- Goal
Gather each line of the entries below that includes "icon".
Start of Material for the task
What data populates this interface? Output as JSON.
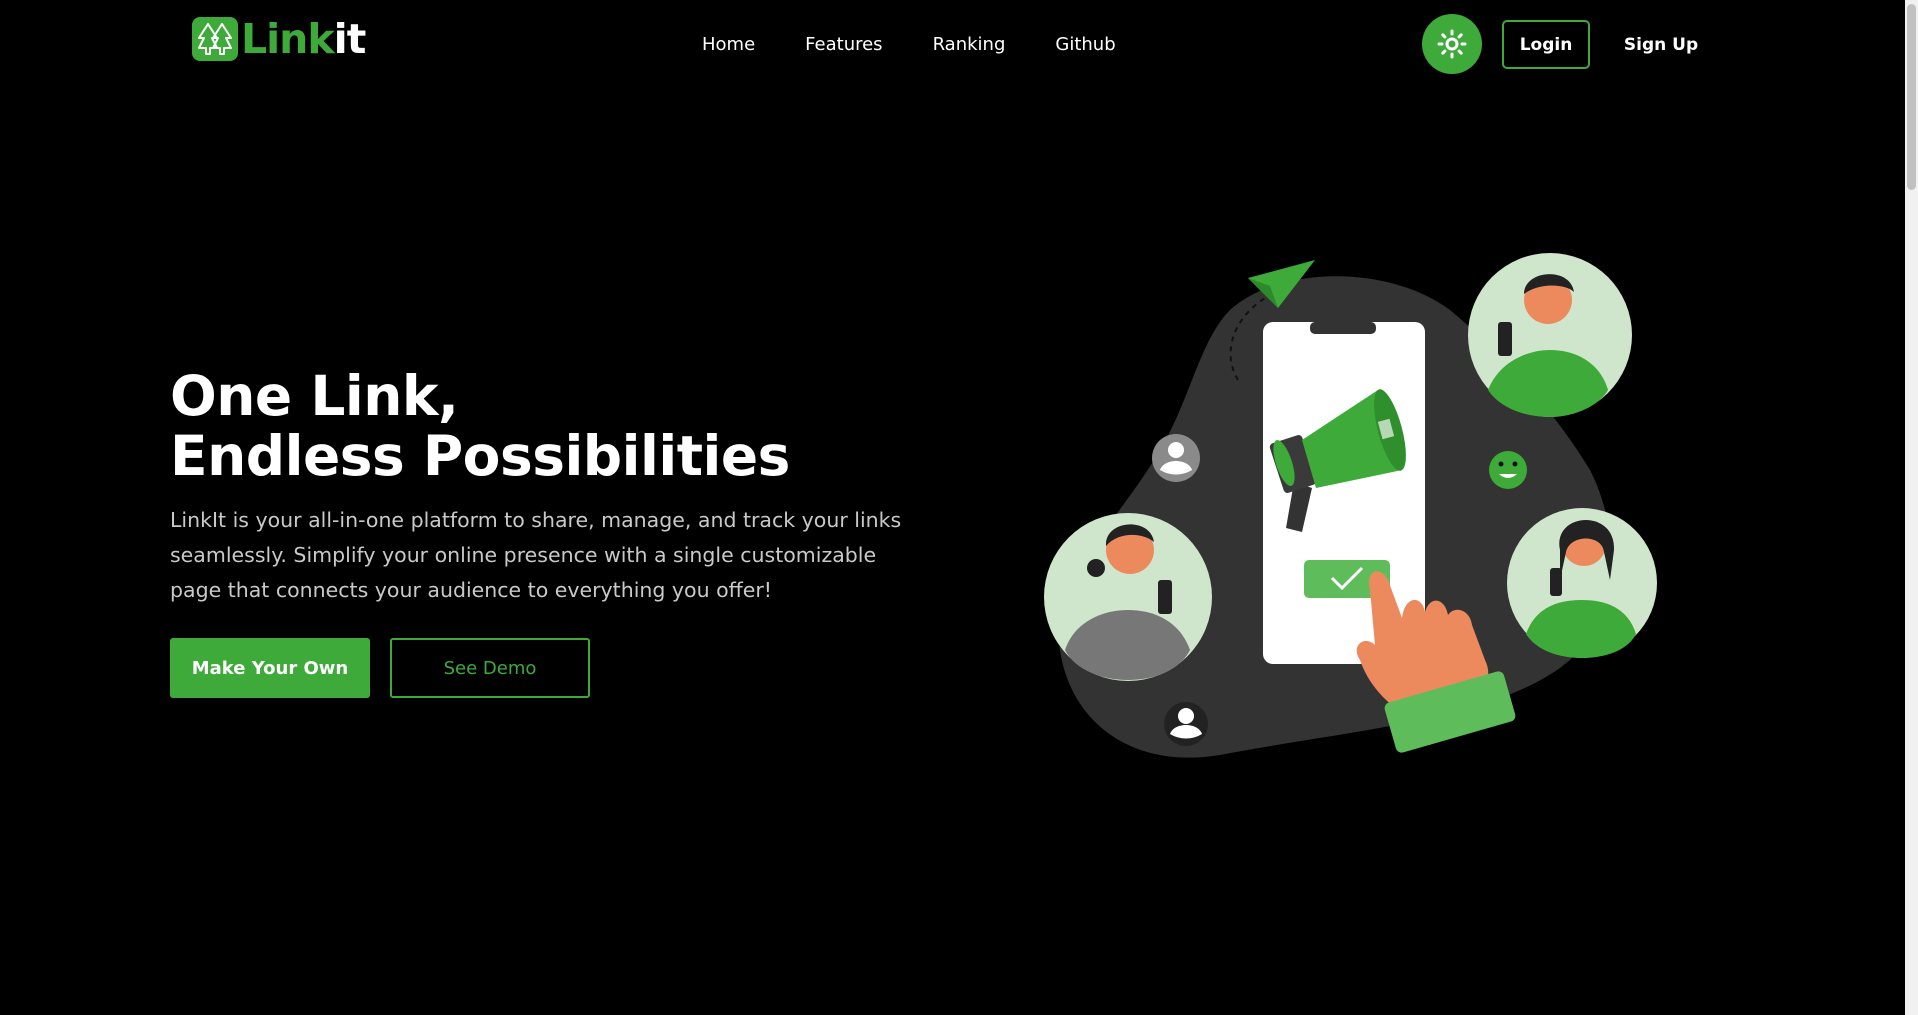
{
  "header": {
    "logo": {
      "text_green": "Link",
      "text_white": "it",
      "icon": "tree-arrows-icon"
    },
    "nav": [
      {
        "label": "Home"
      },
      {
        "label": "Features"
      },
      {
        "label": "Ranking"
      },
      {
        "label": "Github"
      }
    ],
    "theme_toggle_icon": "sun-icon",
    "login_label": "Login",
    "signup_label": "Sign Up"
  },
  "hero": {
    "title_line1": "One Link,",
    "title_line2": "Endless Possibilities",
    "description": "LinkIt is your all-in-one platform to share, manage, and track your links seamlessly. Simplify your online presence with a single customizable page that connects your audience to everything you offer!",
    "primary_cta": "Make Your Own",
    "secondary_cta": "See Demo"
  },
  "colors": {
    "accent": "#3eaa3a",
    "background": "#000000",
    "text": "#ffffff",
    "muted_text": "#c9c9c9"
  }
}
End of Material for the task
- Complete answer
      "icon": "tree-arrows-icon"
    "theme_toggle_icon": "sun-icon",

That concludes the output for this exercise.